**TO BE DONE**
Below are some entries. Copy each line that holds the string "meluangkan".

**Extracted records**
========================
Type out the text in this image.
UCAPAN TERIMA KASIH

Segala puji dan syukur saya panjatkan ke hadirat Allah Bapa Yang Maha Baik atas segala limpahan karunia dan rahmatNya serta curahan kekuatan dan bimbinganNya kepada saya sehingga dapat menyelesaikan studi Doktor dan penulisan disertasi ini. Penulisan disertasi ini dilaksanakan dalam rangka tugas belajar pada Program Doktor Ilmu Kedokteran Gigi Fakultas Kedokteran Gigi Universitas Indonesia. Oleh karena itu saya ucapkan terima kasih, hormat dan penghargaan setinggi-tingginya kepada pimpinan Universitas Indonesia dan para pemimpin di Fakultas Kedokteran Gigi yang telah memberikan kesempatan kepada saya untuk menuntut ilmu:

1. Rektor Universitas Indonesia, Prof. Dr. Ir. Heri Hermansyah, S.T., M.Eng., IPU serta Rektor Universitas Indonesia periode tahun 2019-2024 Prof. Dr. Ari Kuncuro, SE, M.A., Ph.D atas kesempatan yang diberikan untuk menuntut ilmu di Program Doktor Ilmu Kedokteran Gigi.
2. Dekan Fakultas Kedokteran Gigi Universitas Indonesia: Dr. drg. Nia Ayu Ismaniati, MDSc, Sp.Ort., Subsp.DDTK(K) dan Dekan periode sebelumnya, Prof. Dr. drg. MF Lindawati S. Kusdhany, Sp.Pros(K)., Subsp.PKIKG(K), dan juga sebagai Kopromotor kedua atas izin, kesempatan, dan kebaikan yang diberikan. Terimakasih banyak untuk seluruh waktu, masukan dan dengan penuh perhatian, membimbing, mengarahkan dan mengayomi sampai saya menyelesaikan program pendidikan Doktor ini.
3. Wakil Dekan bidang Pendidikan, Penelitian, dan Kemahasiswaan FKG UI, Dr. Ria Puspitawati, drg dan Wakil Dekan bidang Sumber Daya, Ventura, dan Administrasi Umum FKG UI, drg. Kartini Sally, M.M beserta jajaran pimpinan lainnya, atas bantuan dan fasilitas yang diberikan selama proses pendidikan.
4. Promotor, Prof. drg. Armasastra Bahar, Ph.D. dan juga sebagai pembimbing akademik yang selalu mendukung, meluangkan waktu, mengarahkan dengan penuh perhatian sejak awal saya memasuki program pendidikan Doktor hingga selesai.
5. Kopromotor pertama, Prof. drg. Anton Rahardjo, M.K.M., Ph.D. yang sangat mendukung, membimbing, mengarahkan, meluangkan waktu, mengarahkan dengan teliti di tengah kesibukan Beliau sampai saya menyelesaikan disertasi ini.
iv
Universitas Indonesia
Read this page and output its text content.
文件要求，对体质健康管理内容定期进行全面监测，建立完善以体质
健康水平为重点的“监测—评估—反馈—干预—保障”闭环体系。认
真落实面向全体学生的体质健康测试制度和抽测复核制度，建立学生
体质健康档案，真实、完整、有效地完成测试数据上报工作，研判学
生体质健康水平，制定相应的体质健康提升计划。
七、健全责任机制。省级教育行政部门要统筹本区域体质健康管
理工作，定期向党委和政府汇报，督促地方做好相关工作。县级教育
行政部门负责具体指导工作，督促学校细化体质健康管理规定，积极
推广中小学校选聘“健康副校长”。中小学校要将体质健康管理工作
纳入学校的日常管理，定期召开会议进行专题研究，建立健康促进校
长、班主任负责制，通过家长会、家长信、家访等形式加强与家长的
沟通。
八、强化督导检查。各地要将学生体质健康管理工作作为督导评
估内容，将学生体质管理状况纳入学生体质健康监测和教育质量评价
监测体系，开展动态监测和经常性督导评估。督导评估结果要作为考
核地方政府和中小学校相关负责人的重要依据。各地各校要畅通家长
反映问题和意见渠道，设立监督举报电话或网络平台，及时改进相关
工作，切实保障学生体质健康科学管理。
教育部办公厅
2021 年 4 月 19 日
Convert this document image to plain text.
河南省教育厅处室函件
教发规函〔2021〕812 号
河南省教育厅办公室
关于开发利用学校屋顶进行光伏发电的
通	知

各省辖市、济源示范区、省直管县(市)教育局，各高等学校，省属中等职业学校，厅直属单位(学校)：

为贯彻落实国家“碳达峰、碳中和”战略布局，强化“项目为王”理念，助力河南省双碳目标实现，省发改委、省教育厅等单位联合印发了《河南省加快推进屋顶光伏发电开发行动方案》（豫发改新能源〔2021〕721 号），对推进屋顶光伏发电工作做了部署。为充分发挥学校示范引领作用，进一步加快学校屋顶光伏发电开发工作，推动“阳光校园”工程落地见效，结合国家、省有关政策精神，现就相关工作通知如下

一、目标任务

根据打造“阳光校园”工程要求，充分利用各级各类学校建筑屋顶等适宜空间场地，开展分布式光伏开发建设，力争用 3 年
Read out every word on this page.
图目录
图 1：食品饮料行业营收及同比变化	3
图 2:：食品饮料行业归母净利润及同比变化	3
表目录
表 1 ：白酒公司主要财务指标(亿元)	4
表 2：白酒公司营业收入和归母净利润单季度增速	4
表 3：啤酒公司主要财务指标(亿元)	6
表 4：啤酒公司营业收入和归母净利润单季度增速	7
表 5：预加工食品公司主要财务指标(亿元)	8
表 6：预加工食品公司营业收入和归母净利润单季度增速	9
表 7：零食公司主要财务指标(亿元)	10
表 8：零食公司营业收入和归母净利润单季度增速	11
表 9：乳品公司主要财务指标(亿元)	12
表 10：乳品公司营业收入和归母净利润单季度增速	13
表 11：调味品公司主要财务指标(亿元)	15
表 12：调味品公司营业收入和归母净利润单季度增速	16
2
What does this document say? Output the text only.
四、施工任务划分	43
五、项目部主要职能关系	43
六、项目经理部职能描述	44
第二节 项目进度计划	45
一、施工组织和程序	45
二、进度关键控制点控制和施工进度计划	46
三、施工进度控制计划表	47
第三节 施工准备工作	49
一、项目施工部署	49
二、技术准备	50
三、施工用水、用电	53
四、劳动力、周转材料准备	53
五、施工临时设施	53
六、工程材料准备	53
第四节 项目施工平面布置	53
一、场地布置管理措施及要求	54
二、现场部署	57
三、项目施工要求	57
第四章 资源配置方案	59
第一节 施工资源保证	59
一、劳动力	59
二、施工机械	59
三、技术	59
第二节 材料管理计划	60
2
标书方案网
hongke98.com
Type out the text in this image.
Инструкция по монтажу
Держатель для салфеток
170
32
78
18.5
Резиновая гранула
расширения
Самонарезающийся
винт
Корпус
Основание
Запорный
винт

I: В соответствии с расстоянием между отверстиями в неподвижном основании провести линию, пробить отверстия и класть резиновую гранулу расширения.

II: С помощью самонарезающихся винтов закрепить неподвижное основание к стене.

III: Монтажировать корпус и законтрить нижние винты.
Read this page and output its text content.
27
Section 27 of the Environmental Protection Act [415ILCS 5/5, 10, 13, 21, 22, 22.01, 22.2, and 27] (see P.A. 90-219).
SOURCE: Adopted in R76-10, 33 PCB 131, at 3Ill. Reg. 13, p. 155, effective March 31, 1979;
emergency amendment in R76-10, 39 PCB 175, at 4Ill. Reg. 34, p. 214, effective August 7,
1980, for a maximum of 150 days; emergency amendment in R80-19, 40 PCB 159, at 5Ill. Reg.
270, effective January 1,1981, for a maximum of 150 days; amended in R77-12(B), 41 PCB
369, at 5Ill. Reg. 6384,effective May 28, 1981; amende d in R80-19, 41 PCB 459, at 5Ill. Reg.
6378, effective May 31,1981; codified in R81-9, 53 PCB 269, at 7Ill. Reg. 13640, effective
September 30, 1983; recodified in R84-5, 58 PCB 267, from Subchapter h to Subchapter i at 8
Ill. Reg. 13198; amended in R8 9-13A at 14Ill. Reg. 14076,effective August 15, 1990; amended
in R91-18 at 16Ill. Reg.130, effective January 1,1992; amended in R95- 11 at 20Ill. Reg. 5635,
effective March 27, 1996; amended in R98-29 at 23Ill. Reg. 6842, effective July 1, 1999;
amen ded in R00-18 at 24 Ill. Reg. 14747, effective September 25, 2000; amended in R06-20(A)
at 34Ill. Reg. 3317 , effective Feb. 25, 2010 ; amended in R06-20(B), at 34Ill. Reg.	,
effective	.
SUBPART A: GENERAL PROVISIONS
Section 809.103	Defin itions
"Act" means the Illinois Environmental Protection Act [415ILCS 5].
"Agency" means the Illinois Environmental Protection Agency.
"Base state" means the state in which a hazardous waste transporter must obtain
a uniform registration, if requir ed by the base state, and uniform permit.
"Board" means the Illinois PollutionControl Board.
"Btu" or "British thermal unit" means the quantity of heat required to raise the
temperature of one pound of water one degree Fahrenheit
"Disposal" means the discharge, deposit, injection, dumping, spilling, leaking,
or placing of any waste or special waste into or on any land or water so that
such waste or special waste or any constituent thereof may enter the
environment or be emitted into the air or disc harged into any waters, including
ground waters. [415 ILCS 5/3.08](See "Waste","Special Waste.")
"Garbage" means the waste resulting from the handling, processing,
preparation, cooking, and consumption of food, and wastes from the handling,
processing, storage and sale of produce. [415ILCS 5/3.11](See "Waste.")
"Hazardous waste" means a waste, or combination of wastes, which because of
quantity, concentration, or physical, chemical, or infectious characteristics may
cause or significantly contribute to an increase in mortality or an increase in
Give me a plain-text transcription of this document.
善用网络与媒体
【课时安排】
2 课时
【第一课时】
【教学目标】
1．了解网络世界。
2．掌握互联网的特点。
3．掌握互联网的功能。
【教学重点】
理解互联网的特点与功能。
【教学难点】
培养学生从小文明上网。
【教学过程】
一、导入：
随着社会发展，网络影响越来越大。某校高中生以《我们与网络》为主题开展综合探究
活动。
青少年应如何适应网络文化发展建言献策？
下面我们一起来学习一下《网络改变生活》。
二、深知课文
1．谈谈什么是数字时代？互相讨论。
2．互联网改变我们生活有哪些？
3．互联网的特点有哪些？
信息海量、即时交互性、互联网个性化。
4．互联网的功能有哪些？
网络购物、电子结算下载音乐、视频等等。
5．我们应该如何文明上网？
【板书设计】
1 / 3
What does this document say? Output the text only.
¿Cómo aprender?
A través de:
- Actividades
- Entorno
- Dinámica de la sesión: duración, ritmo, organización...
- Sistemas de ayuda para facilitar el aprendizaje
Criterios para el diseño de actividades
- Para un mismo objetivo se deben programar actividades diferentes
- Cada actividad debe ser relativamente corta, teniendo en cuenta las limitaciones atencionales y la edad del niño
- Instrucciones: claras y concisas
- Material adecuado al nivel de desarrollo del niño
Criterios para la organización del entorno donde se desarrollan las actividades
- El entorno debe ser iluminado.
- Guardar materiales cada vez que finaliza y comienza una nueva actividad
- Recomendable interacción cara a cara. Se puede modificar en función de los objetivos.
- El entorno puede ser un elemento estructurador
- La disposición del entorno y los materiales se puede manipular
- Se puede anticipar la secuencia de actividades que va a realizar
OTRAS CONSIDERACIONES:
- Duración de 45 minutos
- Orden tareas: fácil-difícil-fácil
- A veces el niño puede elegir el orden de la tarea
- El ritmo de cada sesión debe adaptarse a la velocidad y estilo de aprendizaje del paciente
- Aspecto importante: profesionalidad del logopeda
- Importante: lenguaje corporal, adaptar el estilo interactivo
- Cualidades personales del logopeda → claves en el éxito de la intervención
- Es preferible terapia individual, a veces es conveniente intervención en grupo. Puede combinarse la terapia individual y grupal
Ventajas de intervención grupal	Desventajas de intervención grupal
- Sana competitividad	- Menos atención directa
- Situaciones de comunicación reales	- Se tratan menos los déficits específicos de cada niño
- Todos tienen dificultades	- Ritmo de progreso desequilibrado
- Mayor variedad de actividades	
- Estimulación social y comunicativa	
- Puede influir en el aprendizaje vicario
========================
**ANSWER BELOW**
4. Promotor, Prof. drg. Armasastra Bahar, Ph.D. dan juga sebagai pembimbing akademik yang selalu mendukung, meluangkan waktu, mengarahkan dengan penuh perhatian sejak awal saya memasuki program pendidikan Doktor hingga selesai.
5. Kopromotor pertama, Prof. drg. Anton Rahardjo, M.K.M., Ph.D. yang sangat mendukung, membimbing, mengarahkan, meluangkan waktu, mengarahkan dengan teliti di tengah kesibukan Beliau sampai saya menyelesaikan disertasi ini.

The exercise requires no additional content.